▶ [Task to complete] Pick out each line of the records that includes the string "title", and copy it.

[Records that describe figures]
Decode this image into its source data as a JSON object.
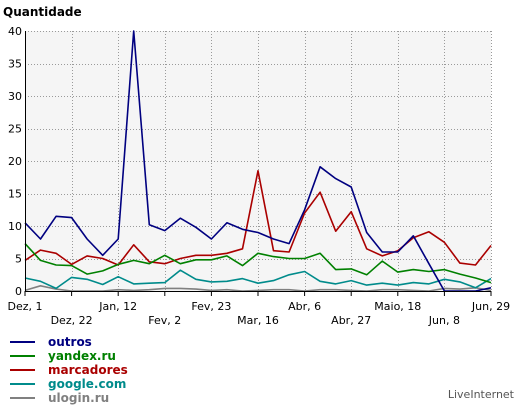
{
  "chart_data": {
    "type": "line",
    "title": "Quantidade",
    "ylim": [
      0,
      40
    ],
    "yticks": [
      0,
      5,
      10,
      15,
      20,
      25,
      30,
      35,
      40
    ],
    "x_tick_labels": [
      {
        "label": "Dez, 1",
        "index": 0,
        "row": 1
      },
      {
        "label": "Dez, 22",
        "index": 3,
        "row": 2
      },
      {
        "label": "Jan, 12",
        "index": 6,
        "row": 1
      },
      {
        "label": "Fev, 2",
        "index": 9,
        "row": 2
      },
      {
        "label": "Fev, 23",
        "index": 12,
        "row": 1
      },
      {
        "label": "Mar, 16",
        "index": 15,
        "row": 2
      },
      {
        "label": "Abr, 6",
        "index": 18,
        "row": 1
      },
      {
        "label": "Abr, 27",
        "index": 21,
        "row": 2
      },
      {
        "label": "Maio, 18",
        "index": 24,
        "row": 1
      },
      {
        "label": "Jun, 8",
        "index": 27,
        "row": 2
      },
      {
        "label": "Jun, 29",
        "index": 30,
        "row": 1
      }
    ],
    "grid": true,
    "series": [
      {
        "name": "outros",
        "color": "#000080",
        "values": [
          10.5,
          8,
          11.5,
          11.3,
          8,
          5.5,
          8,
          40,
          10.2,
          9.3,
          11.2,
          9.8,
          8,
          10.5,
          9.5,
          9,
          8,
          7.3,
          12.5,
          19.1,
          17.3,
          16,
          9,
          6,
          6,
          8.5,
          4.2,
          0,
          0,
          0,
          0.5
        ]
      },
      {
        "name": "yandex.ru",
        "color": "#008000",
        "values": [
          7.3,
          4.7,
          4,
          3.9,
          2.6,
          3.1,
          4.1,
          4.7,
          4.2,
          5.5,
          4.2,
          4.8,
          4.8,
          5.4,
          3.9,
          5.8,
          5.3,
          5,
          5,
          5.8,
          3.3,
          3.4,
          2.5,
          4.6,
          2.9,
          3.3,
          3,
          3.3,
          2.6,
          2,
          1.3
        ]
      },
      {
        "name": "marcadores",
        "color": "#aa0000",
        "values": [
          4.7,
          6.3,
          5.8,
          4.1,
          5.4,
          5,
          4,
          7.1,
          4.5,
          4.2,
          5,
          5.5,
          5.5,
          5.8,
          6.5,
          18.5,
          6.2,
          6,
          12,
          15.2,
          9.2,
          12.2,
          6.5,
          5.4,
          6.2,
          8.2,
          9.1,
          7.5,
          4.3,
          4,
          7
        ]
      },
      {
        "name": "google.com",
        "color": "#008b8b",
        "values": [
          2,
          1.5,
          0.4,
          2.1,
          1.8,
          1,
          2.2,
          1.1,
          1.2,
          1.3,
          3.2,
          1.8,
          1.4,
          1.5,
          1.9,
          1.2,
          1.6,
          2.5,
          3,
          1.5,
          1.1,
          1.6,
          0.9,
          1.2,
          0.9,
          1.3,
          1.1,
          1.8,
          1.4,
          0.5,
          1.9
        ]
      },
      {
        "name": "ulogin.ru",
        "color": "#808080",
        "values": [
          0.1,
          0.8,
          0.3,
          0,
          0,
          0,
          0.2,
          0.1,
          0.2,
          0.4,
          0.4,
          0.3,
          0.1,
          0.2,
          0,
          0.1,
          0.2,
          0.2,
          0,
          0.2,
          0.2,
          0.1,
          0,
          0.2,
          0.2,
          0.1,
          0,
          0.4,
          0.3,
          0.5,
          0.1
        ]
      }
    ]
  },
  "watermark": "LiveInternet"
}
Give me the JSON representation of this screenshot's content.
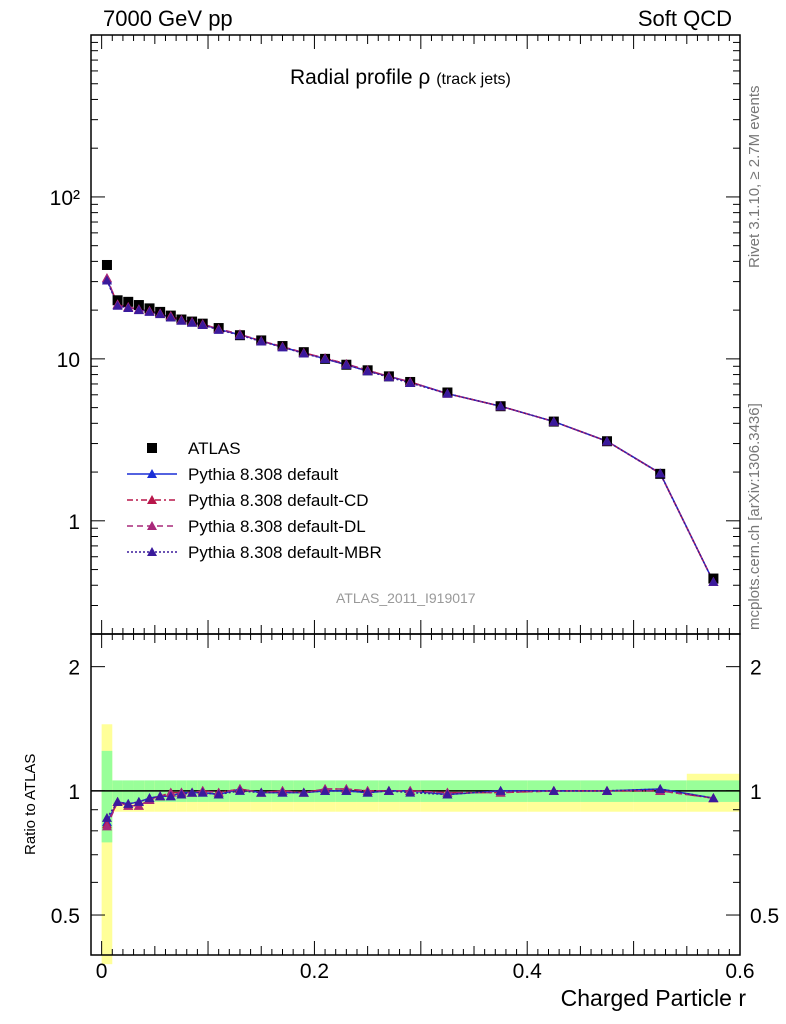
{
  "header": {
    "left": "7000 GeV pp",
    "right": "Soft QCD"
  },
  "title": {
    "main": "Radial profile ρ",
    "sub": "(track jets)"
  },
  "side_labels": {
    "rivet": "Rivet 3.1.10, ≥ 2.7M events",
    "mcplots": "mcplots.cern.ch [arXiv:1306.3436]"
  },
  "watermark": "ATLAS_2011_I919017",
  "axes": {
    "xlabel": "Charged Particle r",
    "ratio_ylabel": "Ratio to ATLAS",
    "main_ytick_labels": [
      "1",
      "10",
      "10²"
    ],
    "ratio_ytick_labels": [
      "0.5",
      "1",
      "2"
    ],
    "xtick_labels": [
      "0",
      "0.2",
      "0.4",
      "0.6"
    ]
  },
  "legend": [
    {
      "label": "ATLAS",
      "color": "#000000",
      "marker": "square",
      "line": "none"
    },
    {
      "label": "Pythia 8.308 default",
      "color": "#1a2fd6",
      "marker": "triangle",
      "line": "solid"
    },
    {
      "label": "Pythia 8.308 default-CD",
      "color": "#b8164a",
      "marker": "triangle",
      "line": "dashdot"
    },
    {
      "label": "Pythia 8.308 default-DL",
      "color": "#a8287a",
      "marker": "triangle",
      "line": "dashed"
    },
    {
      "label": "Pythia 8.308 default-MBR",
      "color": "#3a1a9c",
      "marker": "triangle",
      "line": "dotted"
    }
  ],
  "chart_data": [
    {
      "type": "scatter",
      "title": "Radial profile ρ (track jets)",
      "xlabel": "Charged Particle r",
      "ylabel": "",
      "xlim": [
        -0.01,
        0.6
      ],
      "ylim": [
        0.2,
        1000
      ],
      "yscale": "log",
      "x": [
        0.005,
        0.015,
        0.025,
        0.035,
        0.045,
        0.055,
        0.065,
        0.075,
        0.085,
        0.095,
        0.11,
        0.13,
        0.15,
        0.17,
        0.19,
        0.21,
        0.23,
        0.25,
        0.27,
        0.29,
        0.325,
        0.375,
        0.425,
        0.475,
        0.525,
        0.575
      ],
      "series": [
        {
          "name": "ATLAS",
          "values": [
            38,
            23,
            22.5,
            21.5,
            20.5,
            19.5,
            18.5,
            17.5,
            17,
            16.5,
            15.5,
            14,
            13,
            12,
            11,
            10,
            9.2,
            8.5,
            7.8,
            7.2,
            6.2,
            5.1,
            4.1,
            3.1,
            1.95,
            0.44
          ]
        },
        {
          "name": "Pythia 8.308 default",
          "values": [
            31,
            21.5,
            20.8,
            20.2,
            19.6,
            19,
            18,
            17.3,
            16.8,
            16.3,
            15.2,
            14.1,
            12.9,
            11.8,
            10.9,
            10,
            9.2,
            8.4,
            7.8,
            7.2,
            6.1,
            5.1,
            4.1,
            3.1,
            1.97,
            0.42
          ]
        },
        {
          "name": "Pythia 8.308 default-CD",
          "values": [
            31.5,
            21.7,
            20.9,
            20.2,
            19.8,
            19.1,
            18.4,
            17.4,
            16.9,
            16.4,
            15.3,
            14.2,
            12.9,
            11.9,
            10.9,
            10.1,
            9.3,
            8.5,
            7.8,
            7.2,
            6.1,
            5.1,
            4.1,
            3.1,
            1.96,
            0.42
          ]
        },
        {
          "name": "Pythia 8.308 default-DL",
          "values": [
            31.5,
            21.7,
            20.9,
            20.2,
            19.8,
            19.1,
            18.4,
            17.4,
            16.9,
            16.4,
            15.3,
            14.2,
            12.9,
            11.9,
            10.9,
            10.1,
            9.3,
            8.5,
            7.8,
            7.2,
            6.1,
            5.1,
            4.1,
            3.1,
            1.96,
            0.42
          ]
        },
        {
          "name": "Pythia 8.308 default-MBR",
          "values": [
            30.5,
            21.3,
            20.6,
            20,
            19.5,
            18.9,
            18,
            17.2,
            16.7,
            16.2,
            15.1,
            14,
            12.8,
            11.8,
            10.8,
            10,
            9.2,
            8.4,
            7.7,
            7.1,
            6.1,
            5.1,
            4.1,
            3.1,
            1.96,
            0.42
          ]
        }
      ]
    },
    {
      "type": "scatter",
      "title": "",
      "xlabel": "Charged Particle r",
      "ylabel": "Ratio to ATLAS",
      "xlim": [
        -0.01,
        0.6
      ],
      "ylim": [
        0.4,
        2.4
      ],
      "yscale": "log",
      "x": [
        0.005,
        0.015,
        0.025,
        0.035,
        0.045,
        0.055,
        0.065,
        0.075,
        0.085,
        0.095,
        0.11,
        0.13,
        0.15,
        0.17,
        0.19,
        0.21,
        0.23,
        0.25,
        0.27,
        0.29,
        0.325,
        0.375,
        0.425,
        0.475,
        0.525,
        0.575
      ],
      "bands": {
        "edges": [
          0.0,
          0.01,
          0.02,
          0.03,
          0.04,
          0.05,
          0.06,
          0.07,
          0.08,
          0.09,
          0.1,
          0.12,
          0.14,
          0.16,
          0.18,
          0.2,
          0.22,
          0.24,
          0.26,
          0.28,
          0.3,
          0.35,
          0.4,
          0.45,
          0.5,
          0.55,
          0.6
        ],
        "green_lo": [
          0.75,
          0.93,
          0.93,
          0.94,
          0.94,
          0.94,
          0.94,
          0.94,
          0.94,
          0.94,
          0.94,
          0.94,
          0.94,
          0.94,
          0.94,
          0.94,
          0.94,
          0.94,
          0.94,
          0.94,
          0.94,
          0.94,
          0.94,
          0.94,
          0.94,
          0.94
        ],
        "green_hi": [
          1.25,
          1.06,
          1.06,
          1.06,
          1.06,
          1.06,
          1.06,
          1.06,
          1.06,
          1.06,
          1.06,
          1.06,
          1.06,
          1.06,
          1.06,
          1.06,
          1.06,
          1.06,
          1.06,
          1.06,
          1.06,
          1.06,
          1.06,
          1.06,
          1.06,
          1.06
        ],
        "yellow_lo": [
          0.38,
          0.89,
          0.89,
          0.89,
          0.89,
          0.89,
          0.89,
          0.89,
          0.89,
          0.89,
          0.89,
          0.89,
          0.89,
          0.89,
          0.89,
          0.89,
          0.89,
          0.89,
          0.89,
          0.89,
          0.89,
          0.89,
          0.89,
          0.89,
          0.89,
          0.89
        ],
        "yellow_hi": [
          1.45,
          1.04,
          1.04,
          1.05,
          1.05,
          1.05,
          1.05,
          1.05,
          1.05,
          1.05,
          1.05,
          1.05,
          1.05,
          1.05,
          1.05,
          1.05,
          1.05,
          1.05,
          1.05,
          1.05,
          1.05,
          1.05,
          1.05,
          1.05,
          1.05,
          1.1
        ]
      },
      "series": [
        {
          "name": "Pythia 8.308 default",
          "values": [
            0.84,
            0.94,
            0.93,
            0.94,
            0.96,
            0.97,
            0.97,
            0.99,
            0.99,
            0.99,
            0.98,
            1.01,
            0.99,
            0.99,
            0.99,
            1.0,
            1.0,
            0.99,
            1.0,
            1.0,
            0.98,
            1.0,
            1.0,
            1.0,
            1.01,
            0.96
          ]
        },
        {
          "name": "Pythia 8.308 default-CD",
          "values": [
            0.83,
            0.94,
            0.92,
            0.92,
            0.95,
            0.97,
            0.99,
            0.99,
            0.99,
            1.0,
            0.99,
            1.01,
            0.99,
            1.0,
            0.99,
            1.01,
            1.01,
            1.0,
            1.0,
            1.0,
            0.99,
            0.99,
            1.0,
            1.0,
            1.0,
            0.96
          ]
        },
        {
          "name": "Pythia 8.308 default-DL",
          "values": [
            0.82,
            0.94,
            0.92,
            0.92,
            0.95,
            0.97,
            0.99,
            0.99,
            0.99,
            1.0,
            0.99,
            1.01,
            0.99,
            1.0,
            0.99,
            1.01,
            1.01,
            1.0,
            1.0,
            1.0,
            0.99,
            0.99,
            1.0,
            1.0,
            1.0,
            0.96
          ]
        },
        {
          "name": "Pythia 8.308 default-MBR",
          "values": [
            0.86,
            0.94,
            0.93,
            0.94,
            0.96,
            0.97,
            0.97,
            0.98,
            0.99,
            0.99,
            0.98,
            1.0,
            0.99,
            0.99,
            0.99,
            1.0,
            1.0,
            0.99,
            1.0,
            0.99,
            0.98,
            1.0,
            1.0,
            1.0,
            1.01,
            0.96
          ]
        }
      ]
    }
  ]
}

▶ [Response below]
    "title": "Quantidade",
  "title": {
      "title": "Radial profile ρ (track jets)",
      "title": "",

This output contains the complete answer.